- **DIRECTIONS**:
Every entry must be duplicated precisely as written.

----------

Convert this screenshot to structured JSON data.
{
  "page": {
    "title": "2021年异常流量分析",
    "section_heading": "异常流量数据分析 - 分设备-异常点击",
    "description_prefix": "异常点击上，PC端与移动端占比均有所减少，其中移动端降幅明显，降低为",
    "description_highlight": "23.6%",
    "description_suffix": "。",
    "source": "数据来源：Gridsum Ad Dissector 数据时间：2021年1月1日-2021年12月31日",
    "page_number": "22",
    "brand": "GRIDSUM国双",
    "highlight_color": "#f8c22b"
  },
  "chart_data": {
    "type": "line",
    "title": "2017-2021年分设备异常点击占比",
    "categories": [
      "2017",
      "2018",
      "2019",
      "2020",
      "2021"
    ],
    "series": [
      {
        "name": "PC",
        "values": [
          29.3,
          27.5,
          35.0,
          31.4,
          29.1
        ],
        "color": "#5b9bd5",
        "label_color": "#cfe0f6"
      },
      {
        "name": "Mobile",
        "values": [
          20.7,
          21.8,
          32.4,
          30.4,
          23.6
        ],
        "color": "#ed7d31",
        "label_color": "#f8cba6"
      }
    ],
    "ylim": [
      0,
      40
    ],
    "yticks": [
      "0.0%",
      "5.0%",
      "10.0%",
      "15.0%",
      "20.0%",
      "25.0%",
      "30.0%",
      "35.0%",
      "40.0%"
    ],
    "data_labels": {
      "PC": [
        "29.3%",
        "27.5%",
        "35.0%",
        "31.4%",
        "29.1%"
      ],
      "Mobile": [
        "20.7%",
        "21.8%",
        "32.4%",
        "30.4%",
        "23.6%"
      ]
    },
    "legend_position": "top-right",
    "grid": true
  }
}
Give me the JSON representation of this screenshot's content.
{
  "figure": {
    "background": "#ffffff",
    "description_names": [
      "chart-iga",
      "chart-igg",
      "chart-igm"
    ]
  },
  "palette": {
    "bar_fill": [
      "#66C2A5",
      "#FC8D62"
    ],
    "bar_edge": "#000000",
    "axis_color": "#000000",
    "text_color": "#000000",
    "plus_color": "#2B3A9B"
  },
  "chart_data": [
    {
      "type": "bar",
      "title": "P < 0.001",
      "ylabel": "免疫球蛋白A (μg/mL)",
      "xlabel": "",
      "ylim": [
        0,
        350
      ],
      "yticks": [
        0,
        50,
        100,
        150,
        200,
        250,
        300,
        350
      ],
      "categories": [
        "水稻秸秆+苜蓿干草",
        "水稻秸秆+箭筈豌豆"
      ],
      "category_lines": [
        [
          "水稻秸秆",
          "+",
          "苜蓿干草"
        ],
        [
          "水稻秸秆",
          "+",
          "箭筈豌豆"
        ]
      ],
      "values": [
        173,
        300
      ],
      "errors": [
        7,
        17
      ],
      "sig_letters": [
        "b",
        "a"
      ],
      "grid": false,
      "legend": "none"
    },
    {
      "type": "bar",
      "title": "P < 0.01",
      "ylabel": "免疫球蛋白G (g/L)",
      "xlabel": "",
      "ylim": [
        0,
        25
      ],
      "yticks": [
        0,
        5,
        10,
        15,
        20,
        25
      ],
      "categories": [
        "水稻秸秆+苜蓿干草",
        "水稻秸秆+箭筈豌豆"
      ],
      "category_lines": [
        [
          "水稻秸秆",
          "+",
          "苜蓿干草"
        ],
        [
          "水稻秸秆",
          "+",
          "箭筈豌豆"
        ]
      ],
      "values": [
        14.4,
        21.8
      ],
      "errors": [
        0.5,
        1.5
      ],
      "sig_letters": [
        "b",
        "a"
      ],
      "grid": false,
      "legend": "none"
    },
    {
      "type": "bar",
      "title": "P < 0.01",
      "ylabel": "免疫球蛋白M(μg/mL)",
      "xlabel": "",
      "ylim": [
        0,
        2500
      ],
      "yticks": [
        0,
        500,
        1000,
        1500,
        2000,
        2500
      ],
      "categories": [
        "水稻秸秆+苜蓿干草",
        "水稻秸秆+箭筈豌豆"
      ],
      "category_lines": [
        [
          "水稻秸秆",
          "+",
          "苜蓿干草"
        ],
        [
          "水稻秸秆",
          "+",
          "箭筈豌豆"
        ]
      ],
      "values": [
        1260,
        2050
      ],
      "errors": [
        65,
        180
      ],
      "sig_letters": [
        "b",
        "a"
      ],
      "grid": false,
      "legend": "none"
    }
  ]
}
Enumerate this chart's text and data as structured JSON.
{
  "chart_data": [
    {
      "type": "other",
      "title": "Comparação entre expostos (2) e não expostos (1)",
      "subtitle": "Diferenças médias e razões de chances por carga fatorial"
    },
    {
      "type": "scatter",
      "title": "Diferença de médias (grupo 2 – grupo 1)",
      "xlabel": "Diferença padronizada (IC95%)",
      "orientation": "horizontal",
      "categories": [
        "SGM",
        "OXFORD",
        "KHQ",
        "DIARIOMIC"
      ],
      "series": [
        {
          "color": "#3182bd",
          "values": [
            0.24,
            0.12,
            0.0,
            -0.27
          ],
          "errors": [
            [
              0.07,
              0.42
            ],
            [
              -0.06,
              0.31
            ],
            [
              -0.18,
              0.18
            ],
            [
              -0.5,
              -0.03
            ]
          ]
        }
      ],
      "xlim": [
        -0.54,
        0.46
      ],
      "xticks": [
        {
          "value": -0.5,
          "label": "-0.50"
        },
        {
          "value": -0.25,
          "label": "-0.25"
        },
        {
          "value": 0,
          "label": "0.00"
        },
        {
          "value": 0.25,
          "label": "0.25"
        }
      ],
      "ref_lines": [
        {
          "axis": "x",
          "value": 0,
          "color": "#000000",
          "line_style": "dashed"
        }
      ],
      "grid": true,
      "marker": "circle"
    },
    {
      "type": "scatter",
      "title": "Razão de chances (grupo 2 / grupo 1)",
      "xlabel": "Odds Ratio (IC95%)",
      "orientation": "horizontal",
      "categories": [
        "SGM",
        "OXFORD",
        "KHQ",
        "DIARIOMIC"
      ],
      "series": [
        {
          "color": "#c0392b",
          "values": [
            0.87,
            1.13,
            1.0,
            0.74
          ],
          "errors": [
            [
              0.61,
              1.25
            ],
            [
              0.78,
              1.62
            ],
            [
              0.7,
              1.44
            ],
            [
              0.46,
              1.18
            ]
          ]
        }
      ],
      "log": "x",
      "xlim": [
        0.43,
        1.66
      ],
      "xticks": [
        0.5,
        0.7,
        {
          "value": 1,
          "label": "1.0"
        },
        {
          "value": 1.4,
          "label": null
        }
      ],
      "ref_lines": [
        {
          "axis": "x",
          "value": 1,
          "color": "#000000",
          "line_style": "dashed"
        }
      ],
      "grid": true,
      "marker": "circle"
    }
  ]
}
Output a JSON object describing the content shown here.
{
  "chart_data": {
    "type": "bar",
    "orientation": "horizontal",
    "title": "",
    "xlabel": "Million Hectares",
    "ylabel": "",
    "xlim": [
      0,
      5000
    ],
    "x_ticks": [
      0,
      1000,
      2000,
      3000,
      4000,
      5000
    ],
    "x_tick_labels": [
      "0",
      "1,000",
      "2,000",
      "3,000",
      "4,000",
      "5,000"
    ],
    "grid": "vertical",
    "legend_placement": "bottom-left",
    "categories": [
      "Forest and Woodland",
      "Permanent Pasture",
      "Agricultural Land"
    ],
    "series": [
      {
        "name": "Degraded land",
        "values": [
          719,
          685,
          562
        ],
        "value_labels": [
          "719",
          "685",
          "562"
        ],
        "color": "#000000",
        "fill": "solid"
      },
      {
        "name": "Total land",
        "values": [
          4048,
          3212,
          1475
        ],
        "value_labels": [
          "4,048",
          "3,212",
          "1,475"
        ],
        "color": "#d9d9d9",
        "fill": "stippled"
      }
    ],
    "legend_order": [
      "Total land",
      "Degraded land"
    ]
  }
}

----------

- **ANSWER TO THE PROBLEM**:
Convert this screenshot to structured JSON data.
{
  "page": {
    "title": "2021年异常流量分析",
    "section_heading": "异常流量数据分析 - 分设备-异常点击",
    "description_prefix": "异常点击上，PC端与移动端占比均有所减少，其中移动端降幅明显，降低为",
    "description_highlight": "23.6%",
    "description_suffix": "。",
    "source": "数据来源：Gridsum Ad Dissector 数据时间：2021年1月1日-2021年12月31日",
    "page_number": "22",
    "brand": "GRIDSUM国双",
    "highlight_color": "#f8c22b"
  },
  "chart_data": {
    "type": "line",
    "title": "2017-2021年分设备异常点击占比",
    "categories": [
      "2017",
      "2018",
      "2019",
      "2020",
      "2021"
    ],
    "series": [
      {
        "name": "PC",
        "values": [
          29.3,
          27.5,
          35.0,
          31.4,
          29.1
        ],
        "color": "#5b9bd5",
        "label_color": "#cfe0f6"
      },
      {
        "name": "Mobile",
        "values": [
          20.7,
          21.8,
          32.4,
          30.4,
          23.6
        ],
        "color": "#ed7d31",
        "label_color": "#f8cba6"
      }
    ],
    "ylim": [
      0,
      40
    ],
    "yticks": [
      "0.0%",
      "5.0%",
      "10.0%",
      "15.0%",
      "20.0%",
      "25.0%",
      "30.0%",
      "35.0%",
      "40.0%"
    ],
    "data_labels": {
      "PC": [
        "29.3%",
        "27.5%",
        "35.0%",
        "31.4%",
        "29.1%"
      ],
      "Mobile": [
        "20.7%",
        "21.8%",
        "32.4%",
        "30.4%",
        "23.6%"
      ]
    },
    "legend_position": "top-right",
    "grid": true
  }
}
Give me the JSON representation of this screenshot's content.
{
  "figure": {
    "background": "#ffffff",
    "description_names": [
      "chart-iga",
      "chart-igg",
      "chart-igm"
    ]
  },
  "palette": {
    "bar_fill": [
      "#66C2A5",
      "#FC8D62"
    ],
    "bar_edge": "#000000",
    "axis_color": "#000000",
    "text_color": "#000000",
    "plus_color": "#2B3A9B"
  },
  "chart_data": [
    {
      "type": "bar",
      "title": "P < 0.001",
      "ylabel": "免疫球蛋白A (μg/mL)",
      "xlabel": "",
      "ylim": [
        0,
        350
      ],
      "yticks": [
        0,
        50,
        100,
        150,
        200,
        250,
        300,
        350
      ],
      "categories": [
        "水稻秸秆+苜蓿干草",
        "水稻秸秆+箭筈豌豆"
      ],
      "category_lines": [
        [
          "水稻秸秆",
          "+",
          "苜蓿干草"
        ],
        [
          "水稻秸秆",
          "+",
          "箭筈豌豆"
        ]
      ],
      "values": [
        173,
        300
      ],
      "errors": [
        7,
        17
      ],
      "sig_letters": [
        "b",
        "a"
      ],
      "grid": false,
      "legend": "none"
    },
    {
      "type": "bar",
      "title": "P < 0.01",
      "ylabel": "免疫球蛋白G (g/L)",
      "xlabel": "",
      "ylim": [
        0,
        25
      ],
      "yticks": [
        0,
        5,
        10,
        15,
        20,
        25
      ],
      "categories": [
        "水稻秸秆+苜蓿干草",
        "水稻秸秆+箭筈豌豆"
      ],
      "category_lines": [
        [
          "水稻秸秆",
          "+",
          "苜蓿干草"
        ],
        [
          "水稻秸秆",
          "+",
          "箭筈豌豆"
        ]
      ],
      "values": [
        14.4,
        21.8
      ],
      "errors": [
        0.5,
        1.5
      ],
      "sig_letters": [
        "b",
        "a"
      ],
      "grid": false,
      "legend": "none"
    },
    {
      "type": "bar",
      "title": "P < 0.01",
      "ylabel": "免疫球蛋白M(μg/mL)",
      "xlabel": "",
      "ylim": [
        0,
        2500
      ],
      "yticks": [
        0,
        500,
        1000,
        1500,
        2000,
        2500
      ],
      "categories": [
        "水稻秸秆+苜蓿干草",
        "水稻秸秆+箭筈豌豆"
      ],
      "category_lines": [
        [
          "水稻秸秆",
          "+",
          "苜蓿干草"
        ],
        [
          "水稻秸秆",
          "+",
          "箭筈豌豆"
        ]
      ],
      "values": [
        1260,
        2050
      ],
      "errors": [
        65,
        180
      ],
      "sig_letters": [
        "b",
        "a"
      ],
      "grid": false,
      "legend": "none"
    }
  ]
}
Enumerate this chart's text and data as structured JSON.
{
  "chart_data": [
    {
      "type": "other",
      "title": "Comparação entre expostos (2) e não expostos (1)",
      "subtitle": "Diferenças médias e razões de chances por carga fatorial"
    },
    {
      "type": "scatter",
      "title": "Diferença de médias (grupo 2 – grupo 1)",
      "xlabel": "Diferença padronizada (IC95%)",
      "orientation": "horizontal",
      "categories": [
        "SGM",
        "OXFORD",
        "KHQ",
        "DIARIOMIC"
      ],
      "series": [
        {
          "color": "#3182bd",
          "values": [
            0.24,
            0.12,
            0.0,
            -0.27
          ],
          "errors": [
            [
              0.07,
              0.42
            ],
            [
              -0.06,
              0.31
            ],
            [
              -0.18,
              0.18
            ],
            [
              -0.5,
              -0.03
            ]
          ]
        }
      ],
      "xlim": [
        -0.54,
        0.46
      ],
      "xticks": [
        {
          "value": -0.5,
          "label": "-0.50"
        },
        {
          "value": -0.25,
          "label": "-0.25"
        },
        {
          "value": 0,
          "label": "0.00"
        },
        {
          "value": 0.25,
          "label": "0.25"
        }
      ],
      "ref_lines": [
        {
          "axis": "x",
          "value": 0,
          "color": "#000000",
          "line_style": "dashed"
        }
      ],
      "grid": true,
      "marker": "circle"
    },
    {
      "type": "scatter",
      "title": "Razão de chances (grupo 2 / grupo 1)",
      "xlabel": "Odds Ratio (IC95%)",
      "orientation": "horizontal",
      "categories": [
        "SGM",
        "OXFORD",
        "KHQ",
        "DIARIOMIC"
      ],
      "series": [
        {
          "color": "#c0392b",
          "values": [
            0.87,
            1.13,
            1.0,
            0.74
          ],
          "errors": [
            [
              0.61,
              1.25
            ],
            [
              0.78,
              1.62
            ],
            [
              0.7,
              1.44
            ],
            [
              0.46,
              1.18
            ]
          ]
        }
      ],
      "log": "x",
      "xlim": [
        0.43,
        1.66
      ],
      "xticks": [
        0.5,
        0.7,
        {
          "value": 1,
          "label": "1.0"
        },
        {
          "value": 1.4,
          "label": null
        }
      ],
      "ref_lines": [
        {
          "axis": "x",
          "value": 1,
          "color": "#000000",
          "line_style": "dashed"
        }
      ],
      "grid": true,
      "marker": "circle"
    }
  ]
}
Output a JSON object describing the content shown here.
{
  "chart_data": {
    "type": "bar",
    "orientation": "horizontal",
    "title": "",
    "xlabel": "Million Hectares",
    "ylabel": "",
    "xlim": [
      0,
      5000
    ],
    "x_ticks": [
      0,
      1000,
      2000,
      3000,
      4000,
      5000
    ],
    "x_tick_labels": [
      "0",
      "1,000",
      "2,000",
      "3,000",
      "4,000",
      "5,000"
    ],
    "grid": "vertical",
    "legend_placement": "bottom-left",
    "categories": [
      "Forest and Woodland",
      "Permanent Pasture",
      "Agricultural Land"
    ],
    "series": [
      {
        "name": "Degraded land",
        "values": [
          719,
          685,
          562
        ],
        "value_labels": [
          "719",
          "685",
          "562"
        ],
        "color": "#000000",
        "fill": "solid"
      },
      {
        "name": "Total land",
        "values": [
          4048,
          3212,
          1475
        ],
        "value_labels": [
          "4,048",
          "3,212",
          "1,475"
        ],
        "color": "#d9d9d9",
        "fill": "stippled"
      }
    ],
    "legend_order": [
      "Total land",
      "Degraded land"
    ]
  }
}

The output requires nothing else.